Отрывок из текста:
━━━

Трагедия в нескольких действиях, где на карту поставлены дружба, любовь, жизнь, имеет значительное временное протяжение (1847–1852) и не обрывается со смертью героини. Сюжет не легок. Реальная жизнь превосходит все мыслимое и немыслимое, изложенное, например, в художественных сочинениях, где случается смерть героини с неизменным преувеличением: умерла от любви.

Итак, Гервег возвращается в Париж после бесславного баденского похода, осмеянный, обвиненный во всех смертных грехах, и только в герценовском доме находит участие и первый дружеский прием. С того июньского дня, когда Герцен застает в своей комнате сильно изменившегося Гервега, сближение их семей происходит молниеносно.

Герцен и Натали бывают у Эммы и Георга, просиживают с ними до полуночи в любимом кафе Тортони — кажется, празднуются именины Таты и Натальи Александровны; отправляются компанией на загородные прогулки. Посещение политических собраний и «красных клубов» — это привилегия мужчин. Запад узнаёт Герцена и признаёт его как «самый высоко стоящий талант».

От П. В. Анненкова, буквально следующего тенью за своими русскими друзьями, даже когда он вдали от них, не ускользнет ни единая черточка из нового, европейского статуса Герцена. Его таланты он давно оценил, еще в России. Теперь не приходится удивляться столь быстрому его вхождению в европейскую элиту: «Он [Герцен[очень скоро сделался, как и Бакунин] из зрителя и галереи участником и солистом в парижских демократических и социальных хорах; под электрическим действием всех возбуждающих элементов города живая природа Г[ерцена] мгновенно пустила в сторону ростки необычайной силы и роскоши… <…> Многосторонняя образованность Пер-цена] начинала служить ему всю ту службу, к какой была способна, — он понимал источники идей лучше тех, которые их провозглашали… Он начинал удивлять людей, и немного прошло времени с его приезда, как около него стал образовываться круг более чем поклонников, а, так сказать, любовников его, со всеми признаками страстной привязанности. В числе последних находился и известный эмигрант, поэт Г[ерве]г…»

Герцен, как, впрочем, и Гервег, не обделен искусством обольщения. Нравиться — вполне естественное желание, оно в природе человека. И нетрудно проследить, как в период «свободной дружбы» (так она названа Герценом) они завоевывают друг друга. С ноября — декабря 1848 года новые друзья неразлучны, видятся почти каждый день. Летят к Гервегам записки. Герцен призывает их прийти в новый дом, нанятый на краю Елисейских Полей. Общие прогулки, посещения театров вчетвером. Но главное — творческие вопросы…

Двенадцатого мая 1849 года Наталья Александровна пишет в Россию: «С Эммой и Геор[гом] видимся часто, мы сжились и свыклись с ними как нельзя больше, свободные и широкие натуры, с ними раздолье».

С 22 июня до 9 июля Натали и Георг, после поспешного отъезда Герцена в Швейцарию, можно сказать, остаются в Париже одни. Эмма, несмотря на расточаемые ей комплименты, кажется, не в счет. Герцен еще уверен в Гервеге (доверяет ему свои рукописи, ведение частных дел), но торопит замешкавшуюся Натали поскорее приехать в Женеву. Его письма жене полны любви, заботы о детях и нетерпеливого ожидания встречи.

━━━

Данные для анализа:
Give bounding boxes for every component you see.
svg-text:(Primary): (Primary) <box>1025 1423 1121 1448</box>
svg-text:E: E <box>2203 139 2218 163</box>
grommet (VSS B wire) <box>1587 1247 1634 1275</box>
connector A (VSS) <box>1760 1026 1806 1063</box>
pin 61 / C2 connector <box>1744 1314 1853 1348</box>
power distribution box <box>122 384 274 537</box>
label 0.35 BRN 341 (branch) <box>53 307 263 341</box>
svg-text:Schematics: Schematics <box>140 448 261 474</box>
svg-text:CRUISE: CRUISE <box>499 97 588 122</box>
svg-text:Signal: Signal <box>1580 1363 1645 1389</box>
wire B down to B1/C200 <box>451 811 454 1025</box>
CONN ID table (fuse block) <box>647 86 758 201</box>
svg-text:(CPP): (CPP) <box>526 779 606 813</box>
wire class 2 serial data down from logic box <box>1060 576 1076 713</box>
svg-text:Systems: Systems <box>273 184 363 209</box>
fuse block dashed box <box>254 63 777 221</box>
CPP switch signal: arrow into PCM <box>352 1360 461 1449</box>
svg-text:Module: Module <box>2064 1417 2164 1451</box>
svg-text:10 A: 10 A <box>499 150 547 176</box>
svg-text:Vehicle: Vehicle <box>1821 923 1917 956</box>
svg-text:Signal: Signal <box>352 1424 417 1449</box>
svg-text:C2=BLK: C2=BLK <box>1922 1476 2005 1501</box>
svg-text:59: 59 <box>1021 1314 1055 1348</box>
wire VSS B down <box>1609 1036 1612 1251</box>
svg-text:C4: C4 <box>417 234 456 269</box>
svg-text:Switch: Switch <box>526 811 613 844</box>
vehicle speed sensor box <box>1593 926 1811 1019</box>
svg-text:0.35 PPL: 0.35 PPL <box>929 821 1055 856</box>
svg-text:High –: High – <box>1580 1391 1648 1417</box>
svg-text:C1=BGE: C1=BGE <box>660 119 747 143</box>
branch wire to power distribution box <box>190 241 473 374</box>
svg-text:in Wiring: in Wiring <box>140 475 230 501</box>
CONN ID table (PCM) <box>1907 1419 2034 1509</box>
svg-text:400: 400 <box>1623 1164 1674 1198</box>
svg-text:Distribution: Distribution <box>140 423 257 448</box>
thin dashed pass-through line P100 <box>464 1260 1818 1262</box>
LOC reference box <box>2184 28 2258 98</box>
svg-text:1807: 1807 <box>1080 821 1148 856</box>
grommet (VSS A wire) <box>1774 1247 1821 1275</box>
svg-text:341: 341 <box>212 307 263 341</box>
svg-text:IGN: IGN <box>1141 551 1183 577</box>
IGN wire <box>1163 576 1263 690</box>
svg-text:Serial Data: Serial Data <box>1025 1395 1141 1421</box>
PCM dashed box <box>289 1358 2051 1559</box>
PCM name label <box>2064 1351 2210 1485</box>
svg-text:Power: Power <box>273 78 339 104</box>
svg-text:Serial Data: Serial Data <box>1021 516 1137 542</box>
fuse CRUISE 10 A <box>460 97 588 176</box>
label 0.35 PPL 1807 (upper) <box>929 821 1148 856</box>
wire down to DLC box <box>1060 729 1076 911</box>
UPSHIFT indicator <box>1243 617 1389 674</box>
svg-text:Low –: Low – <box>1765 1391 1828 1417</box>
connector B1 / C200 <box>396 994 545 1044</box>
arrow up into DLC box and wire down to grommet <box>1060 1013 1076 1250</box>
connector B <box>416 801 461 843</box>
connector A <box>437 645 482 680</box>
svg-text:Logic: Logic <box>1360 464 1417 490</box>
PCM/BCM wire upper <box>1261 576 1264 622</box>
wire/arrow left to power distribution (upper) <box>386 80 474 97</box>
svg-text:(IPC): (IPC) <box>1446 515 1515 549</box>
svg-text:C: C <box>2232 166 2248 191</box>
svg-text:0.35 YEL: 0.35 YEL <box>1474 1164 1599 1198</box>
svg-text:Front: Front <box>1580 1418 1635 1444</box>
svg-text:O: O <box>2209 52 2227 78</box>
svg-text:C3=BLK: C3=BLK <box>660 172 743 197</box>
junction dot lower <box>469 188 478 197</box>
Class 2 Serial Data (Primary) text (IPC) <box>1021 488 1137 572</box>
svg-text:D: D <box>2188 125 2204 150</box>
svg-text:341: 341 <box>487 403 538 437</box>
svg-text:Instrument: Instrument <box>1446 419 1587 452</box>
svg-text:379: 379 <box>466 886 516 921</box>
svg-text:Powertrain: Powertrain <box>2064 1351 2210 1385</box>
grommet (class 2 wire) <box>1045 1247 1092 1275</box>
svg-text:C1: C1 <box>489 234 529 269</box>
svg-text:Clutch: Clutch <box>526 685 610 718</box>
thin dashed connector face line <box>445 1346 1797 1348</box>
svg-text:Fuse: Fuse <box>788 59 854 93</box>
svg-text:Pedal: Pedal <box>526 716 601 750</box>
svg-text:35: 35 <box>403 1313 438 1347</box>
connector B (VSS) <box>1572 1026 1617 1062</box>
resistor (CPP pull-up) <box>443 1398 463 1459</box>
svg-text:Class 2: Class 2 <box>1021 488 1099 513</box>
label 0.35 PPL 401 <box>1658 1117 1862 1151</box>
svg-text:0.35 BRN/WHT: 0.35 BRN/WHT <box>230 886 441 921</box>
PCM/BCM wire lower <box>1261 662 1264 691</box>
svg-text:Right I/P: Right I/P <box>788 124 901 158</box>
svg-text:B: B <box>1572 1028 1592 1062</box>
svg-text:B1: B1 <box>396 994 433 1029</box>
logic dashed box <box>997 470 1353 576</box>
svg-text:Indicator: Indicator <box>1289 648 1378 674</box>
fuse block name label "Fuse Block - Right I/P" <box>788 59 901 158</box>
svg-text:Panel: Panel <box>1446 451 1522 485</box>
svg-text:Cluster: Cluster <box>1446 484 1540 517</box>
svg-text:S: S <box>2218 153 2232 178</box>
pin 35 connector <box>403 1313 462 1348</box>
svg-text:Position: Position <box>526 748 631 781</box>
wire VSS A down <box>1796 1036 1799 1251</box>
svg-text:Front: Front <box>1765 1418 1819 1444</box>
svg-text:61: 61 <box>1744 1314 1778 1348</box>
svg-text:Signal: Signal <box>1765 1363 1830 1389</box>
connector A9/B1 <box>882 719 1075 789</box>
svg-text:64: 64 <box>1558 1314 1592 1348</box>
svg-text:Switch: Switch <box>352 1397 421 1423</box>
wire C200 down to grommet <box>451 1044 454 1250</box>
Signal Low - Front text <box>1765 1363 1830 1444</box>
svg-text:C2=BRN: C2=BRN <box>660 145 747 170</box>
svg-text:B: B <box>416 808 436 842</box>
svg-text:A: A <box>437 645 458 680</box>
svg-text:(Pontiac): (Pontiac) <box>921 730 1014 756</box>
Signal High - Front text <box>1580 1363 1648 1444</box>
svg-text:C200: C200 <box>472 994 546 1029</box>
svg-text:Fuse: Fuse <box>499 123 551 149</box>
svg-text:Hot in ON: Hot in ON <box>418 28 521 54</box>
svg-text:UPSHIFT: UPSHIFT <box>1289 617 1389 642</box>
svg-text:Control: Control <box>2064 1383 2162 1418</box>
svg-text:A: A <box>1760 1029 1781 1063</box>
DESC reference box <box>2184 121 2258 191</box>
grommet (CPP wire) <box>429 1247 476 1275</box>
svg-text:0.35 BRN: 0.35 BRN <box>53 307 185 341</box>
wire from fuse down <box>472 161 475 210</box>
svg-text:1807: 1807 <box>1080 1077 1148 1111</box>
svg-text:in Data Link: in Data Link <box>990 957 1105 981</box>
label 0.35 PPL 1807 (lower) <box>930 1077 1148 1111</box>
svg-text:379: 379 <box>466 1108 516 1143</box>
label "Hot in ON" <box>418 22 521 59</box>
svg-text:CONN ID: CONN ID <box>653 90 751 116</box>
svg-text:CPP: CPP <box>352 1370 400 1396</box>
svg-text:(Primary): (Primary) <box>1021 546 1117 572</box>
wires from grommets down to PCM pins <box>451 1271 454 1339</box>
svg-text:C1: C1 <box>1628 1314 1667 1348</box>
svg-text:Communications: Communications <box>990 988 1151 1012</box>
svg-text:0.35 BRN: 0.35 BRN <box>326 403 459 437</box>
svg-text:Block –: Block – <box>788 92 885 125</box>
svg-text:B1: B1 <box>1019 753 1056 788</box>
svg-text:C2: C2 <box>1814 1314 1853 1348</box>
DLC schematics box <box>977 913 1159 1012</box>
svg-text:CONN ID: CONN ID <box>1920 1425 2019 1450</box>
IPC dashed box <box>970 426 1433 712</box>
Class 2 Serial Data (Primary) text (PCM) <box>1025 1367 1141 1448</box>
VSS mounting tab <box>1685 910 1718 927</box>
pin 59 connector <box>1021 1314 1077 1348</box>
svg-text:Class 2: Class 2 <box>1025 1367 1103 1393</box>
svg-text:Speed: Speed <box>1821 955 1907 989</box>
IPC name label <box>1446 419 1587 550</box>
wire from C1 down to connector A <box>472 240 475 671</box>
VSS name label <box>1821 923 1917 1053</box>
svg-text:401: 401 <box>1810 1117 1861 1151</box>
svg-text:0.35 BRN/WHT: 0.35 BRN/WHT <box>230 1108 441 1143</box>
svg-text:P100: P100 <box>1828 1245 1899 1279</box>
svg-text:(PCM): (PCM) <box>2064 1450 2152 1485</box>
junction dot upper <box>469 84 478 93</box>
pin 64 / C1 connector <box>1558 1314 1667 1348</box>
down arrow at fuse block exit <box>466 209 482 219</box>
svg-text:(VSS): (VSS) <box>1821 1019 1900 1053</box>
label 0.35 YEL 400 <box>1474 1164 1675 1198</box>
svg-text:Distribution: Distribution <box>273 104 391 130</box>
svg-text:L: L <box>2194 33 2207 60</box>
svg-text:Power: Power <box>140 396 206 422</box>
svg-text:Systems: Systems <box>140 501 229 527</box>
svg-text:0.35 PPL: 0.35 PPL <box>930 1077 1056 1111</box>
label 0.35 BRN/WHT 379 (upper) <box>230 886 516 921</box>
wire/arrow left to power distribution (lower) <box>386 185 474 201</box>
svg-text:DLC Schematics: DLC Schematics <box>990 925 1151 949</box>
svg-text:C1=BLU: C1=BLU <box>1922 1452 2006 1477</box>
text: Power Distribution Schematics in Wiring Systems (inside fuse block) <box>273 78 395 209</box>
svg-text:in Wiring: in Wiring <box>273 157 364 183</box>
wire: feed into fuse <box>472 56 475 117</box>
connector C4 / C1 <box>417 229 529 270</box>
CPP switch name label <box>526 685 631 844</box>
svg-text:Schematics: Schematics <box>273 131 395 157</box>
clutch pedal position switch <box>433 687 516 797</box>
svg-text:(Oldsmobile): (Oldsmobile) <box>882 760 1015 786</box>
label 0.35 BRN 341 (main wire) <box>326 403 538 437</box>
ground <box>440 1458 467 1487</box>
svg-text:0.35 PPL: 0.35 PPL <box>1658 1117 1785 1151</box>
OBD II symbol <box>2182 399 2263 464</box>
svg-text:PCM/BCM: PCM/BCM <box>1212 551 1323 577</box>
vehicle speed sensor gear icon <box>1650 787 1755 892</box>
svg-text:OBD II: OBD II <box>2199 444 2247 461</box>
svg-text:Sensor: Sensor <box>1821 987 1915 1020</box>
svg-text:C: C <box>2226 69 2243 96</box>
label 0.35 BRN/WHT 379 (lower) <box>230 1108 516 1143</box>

━━━

Задания к упражнению:
1. Выпишите все годы, которые встречаются в отрывке.
2. Где, судя по отрывку, Герцен и Натали просиживали с Эммой и Георгом до полуночи?
Записи для этой работы не нужны.

Письменные ответы:
1. 1847, 1848, 1849, 1852

2. В любимом кафе Тортони.